- Problem description -
Below is a listing; write it out exactly and drop any images from it.

- Data entries -
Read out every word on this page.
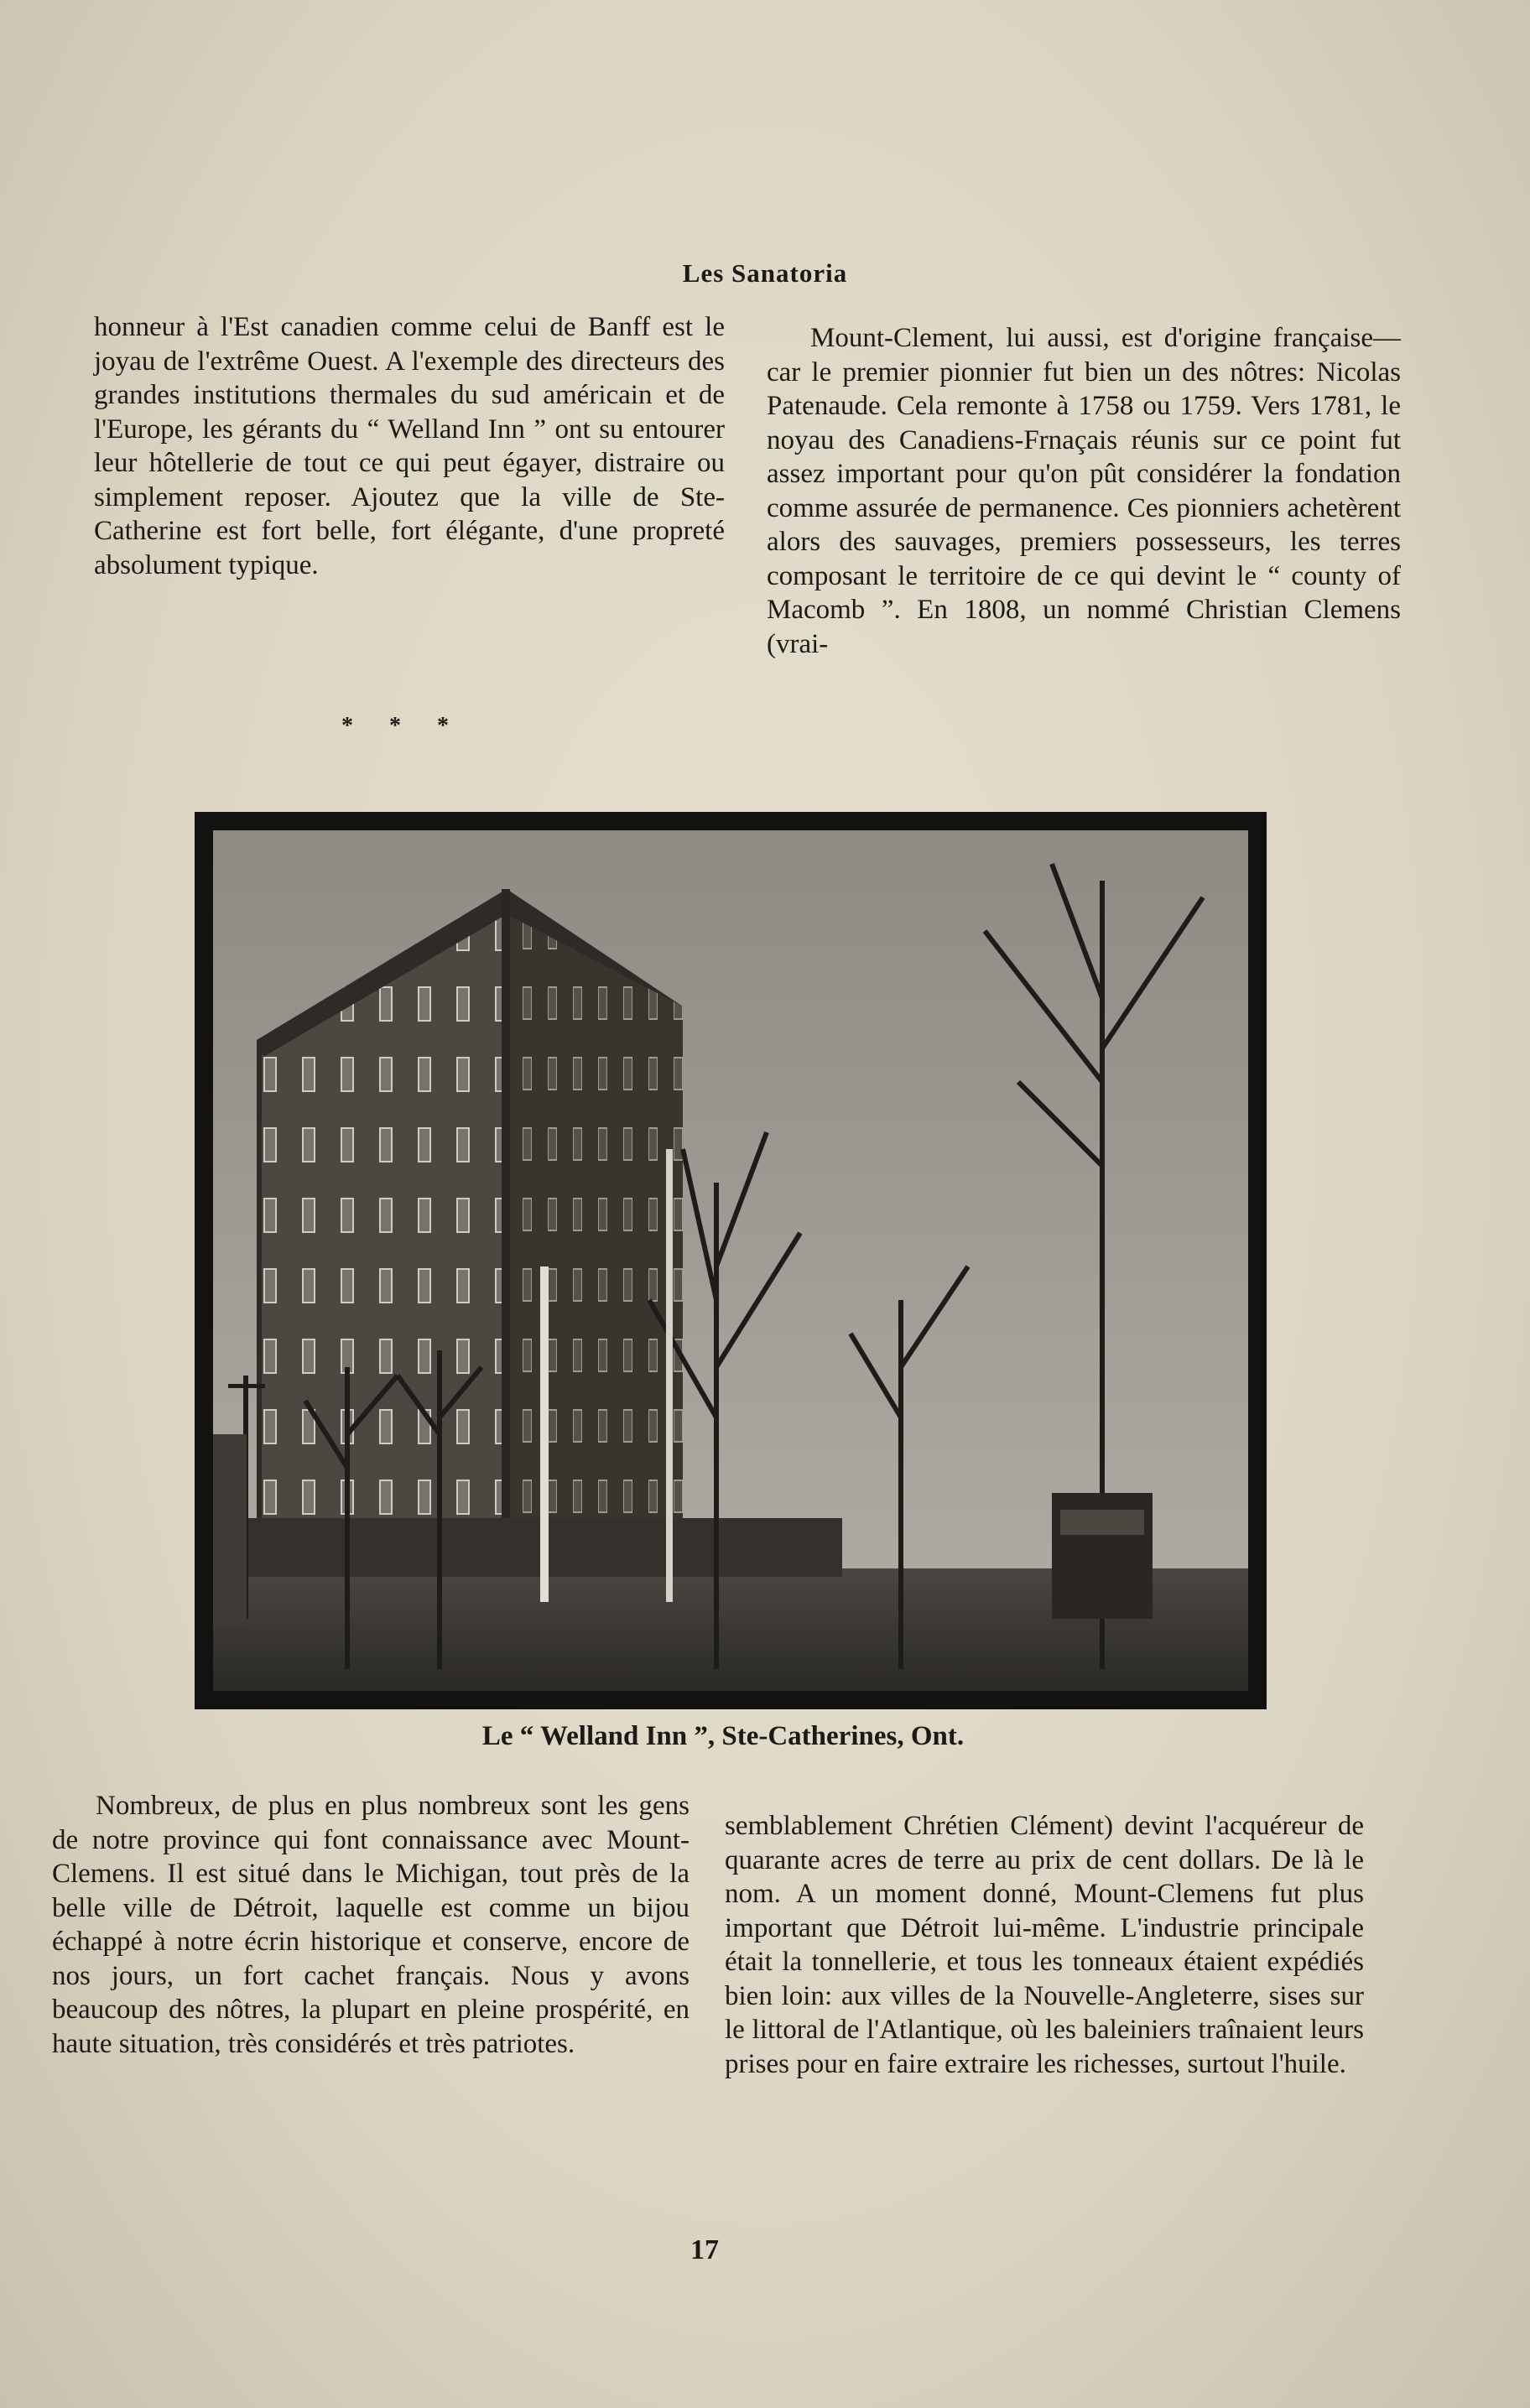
Les Sanatoria

honneur à l'Est canadien comme celui de Banff est le joyau de l'extrême Ouest. A l'exemple des directeurs des grandes institutions thermales du sud américain et de l'Europe, les gérants du “ Welland Inn ” ont su entourer leur hôtellerie de tout ce qui peut égayer, distraire ou simplement reposer. Ajoutez que la ville de Ste-Catherine est fort belle, fort élégante, d'une propreté absolument typique.

* * *

Mount-Clement, lui aussi, est d'origine française—car le premier pionnier fut bien un des nôtres: Nicolas Patenaude. Cela remonte à 1758 ou 1759. Vers 1781, le noyau des Canadiens-Frnaçais réunis sur ce point fut assez important pour qu'on pût considérer la fondation comme assurée de permanence. Ces pionniers achetèrent alors des sauvages, premiers possesseurs, les terres composant le territoire de ce qui devint le “ county of Macomb ”. En 1808, un nommé Christian Clemens (vrai-

Le “ Welland Inn ”, Ste-Catherines, Ont.

Nombreux, de plus en plus nombreux sont les gens de notre province qui font connaissance avec Mount-Clemens. Il est situé dans le Michigan, tout près de la belle ville de Détroit, laquelle est comme un bijou échappé à notre écrin historique et conserve, encore de nos jours, un fort cachet français. Nous y avons beaucoup des nôtres, la plupart en pleine prospérité, en haute situation, très considérés et très patriotes.

semblablement Chrétien Clément) devint l'acquéreur de quarante acres de terre au prix de cent dollars. De là le nom. A un moment donné, Mount-Clemens fut plus important que Détroit lui-même. L'industrie principale était la tonnellerie, et tous les tonneaux étaient expédiés bien loin: aux villes de la Nouvelle-Angleterre, sises sur le littoral de l'Atlantique, où les baleiniers traînaient leurs prises pour en faire extraire les richesses, surtout l'huile.

17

- Solution to the exercise -
Read out every word on this page.
Les Sanatoria

honneur à l'Est canadien comme celui de Banff est le joyau de l'extrême Ouest. A l'exemple des directeurs des grandes institutions thermales du sud américain et de l'Europe, les gérants du “ Welland Inn ” ont su entourer leur hôtellerie de tout ce qui peut égayer, distraire ou simplement reposer. Ajoutez que la ville de Ste-Catherine est fort belle, fort élégante, d'une propreté absolument typique.

* * *

Mount-Clement, lui aussi, est d'origine française—car le premier pionnier fut bien un des nôtres: Nicolas Patenaude. Cela remonte à 1758 ou 1759. Vers 1781, le noyau des Canadiens-Frnaçais réunis sur ce point fut assez important pour qu'on pût considérer la fondation comme assurée de permanence. Ces pionniers achetèrent alors des sauvages, premiers possesseurs, les terres composant le territoire de ce qui devint le “ county of Macomb ”. En 1808, un nommé Christian Clemens (vrai-

Le “ Welland Inn ”, Ste-Catherines, Ont.

Nombreux, de plus en plus nombreux sont les gens de notre province qui font connaissance avec Mount-Clemens. Il est situé dans le Michigan, tout près de la belle ville de Détroit, laquelle est comme un bijou échappé à notre écrin historique et conserve, encore de nos jours, un fort cachet français. Nous y avons beaucoup des nôtres, la plupart en pleine prospérité, en haute situation, très considérés et très patriotes.

semblablement Chrétien Clément) devint l'acquéreur de quarante acres de terre au prix de cent dollars. De là le nom. A un moment donné, Mount-Clemens fut plus important que Détroit lui-même. L'industrie principale était la tonnellerie, et tous les tonneaux étaient expédiés bien loin: aux villes de la Nouvelle-Angleterre, sises sur le littoral de l'Atlantique, où les baleiniers traînaient leurs prises pour en faire extraire les richesses, surtout l'huile.

17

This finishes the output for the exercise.